Task prompt:
Report back each line of the records that contains the string "البحر".
──────── Task inputs ────────
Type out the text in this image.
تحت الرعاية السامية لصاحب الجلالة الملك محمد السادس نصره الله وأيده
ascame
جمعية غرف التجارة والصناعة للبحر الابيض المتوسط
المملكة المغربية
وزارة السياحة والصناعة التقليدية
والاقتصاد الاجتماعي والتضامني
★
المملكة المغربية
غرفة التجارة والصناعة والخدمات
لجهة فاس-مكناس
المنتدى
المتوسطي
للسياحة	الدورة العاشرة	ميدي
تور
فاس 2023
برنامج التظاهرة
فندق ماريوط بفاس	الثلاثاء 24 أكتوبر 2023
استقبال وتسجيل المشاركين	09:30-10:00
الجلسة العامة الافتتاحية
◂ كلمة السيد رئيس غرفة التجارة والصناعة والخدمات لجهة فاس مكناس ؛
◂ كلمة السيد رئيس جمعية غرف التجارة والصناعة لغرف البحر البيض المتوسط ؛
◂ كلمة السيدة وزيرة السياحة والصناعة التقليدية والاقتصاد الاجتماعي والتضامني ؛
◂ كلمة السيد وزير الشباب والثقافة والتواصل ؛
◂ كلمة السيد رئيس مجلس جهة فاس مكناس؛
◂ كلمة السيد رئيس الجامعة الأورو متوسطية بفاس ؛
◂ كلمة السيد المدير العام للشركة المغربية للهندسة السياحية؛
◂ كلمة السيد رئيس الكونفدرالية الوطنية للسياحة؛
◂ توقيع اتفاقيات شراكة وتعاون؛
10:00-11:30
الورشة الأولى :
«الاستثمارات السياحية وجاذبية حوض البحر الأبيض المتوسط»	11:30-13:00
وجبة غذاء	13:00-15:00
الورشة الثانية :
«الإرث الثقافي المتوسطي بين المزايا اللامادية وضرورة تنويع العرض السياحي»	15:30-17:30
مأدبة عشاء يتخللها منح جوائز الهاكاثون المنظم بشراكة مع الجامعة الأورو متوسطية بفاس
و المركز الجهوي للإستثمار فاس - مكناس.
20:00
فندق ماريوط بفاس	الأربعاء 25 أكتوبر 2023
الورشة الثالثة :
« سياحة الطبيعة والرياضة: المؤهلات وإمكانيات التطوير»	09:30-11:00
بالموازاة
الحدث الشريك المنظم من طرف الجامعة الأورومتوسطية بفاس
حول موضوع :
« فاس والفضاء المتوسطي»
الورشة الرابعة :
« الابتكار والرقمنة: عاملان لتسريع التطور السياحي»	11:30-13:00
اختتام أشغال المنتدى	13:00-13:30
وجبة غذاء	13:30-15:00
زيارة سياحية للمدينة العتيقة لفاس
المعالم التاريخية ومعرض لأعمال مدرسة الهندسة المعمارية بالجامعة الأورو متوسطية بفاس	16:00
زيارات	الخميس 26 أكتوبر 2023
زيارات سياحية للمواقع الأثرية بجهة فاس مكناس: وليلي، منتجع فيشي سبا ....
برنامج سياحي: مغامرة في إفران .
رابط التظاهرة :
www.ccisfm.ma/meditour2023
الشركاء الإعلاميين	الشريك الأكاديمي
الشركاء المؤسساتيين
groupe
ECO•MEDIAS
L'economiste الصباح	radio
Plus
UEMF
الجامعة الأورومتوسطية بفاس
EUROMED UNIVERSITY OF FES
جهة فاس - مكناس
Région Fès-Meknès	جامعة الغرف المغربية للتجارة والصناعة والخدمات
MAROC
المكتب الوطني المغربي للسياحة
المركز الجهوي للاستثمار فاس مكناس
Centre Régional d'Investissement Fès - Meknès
────────
Final result:
◂ كلمة السيد رئيس جمعية غرف التجارة والصناعة لغرف البحر البيض المتوسط ؛
«الاستثمارات السياحية وجاذبية حوض البحر الأبيض المتوسط»	11:30-13:00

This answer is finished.